▶ _Extracted data entries_:
******************************

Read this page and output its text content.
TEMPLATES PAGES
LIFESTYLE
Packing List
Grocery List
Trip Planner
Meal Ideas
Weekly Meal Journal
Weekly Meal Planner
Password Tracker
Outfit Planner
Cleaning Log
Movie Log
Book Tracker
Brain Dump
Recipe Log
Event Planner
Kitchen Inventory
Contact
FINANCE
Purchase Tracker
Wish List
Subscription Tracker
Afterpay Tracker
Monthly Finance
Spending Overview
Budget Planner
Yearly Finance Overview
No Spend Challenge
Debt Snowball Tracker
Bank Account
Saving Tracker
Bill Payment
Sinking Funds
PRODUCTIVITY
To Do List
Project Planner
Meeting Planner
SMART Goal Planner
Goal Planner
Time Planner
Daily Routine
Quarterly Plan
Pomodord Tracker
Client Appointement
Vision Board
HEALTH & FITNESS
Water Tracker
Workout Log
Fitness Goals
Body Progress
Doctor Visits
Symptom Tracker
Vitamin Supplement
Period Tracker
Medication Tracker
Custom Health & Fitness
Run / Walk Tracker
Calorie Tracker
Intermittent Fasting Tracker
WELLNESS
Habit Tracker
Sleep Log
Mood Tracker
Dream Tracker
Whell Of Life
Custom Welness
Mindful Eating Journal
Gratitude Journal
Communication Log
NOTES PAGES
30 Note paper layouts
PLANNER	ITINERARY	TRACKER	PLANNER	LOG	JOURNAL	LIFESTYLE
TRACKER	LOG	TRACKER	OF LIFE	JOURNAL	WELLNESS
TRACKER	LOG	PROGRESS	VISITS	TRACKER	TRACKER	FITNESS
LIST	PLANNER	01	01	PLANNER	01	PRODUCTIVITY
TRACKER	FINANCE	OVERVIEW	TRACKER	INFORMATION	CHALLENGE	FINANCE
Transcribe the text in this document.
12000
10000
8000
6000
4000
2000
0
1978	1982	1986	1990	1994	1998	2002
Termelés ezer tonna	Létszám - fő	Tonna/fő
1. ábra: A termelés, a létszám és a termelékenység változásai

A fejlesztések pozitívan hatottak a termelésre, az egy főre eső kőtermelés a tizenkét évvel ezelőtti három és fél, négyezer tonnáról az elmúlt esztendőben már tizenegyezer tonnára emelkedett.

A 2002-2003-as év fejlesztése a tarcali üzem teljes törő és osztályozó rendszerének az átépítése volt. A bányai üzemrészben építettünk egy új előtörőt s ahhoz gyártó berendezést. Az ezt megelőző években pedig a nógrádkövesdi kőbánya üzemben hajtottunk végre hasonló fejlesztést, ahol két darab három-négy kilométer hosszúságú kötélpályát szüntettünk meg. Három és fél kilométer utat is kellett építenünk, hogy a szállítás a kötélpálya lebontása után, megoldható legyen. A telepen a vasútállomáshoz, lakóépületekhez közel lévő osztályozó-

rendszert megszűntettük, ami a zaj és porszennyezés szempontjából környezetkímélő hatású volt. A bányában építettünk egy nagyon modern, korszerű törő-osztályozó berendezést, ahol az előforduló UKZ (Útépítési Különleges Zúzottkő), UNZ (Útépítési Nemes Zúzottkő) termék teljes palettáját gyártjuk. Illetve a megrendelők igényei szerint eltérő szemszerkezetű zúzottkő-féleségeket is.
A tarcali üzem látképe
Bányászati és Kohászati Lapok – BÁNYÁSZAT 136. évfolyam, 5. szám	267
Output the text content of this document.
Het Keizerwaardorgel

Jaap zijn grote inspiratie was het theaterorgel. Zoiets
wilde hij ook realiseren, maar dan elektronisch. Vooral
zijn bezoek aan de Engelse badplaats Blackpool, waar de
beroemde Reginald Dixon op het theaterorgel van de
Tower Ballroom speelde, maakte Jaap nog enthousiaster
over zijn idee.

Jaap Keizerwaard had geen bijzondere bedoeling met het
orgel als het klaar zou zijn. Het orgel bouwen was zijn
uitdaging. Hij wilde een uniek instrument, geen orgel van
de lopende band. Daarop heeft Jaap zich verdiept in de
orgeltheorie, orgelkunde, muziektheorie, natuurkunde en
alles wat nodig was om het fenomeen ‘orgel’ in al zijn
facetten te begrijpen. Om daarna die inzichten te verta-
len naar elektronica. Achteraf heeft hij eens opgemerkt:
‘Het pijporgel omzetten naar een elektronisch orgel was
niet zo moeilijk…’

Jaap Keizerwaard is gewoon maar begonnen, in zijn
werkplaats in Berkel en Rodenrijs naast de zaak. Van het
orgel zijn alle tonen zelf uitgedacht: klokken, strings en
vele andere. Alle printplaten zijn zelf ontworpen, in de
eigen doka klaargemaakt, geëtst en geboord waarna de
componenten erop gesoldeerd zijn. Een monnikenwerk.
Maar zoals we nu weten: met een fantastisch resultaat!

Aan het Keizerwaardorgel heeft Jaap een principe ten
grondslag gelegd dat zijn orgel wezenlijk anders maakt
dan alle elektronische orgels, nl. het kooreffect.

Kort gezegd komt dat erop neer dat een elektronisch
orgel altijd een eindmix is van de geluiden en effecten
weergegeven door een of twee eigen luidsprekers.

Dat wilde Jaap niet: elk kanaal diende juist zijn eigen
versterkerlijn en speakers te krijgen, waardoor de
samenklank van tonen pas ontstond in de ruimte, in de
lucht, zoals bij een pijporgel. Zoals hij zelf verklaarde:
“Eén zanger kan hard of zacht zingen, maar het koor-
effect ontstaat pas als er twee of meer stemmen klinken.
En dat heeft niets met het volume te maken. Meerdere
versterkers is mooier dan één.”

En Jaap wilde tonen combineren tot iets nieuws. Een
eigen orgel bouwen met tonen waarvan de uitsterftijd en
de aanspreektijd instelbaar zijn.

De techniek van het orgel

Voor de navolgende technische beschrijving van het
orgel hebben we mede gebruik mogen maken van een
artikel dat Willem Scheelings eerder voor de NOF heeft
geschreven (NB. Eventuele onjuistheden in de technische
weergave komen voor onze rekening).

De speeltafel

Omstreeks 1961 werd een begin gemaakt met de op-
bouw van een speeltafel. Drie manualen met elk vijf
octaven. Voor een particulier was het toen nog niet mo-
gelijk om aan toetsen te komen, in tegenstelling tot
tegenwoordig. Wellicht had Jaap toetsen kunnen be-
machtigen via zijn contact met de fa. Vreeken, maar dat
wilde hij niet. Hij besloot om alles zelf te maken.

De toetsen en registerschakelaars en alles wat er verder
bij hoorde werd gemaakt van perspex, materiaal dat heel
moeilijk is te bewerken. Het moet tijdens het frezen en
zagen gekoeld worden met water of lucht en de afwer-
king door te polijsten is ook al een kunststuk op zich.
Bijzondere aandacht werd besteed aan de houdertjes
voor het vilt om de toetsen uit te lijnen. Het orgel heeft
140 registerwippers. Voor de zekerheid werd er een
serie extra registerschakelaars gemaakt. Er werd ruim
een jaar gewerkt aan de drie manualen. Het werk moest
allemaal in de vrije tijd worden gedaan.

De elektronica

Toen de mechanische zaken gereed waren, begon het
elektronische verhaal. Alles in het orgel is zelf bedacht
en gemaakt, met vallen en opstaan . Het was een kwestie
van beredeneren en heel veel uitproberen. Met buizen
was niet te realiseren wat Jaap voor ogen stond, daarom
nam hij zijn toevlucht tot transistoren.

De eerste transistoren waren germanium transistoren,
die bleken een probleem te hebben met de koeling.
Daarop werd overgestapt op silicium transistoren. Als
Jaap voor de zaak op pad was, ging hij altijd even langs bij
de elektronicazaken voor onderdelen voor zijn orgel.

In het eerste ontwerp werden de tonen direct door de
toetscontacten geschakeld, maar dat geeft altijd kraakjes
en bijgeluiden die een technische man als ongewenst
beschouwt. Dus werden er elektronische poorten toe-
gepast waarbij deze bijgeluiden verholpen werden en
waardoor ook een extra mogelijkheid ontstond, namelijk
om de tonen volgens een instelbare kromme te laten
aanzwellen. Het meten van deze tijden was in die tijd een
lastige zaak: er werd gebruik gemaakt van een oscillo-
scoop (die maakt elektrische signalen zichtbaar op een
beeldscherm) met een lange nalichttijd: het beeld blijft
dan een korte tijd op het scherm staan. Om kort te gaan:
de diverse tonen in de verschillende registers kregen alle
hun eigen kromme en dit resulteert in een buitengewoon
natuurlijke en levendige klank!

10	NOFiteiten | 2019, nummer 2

******************************

▶ _What to work on_:
Determine the count of lines in the data above with the string "Meal" in them, and give that count alone.

▶ _Response to this task_:
3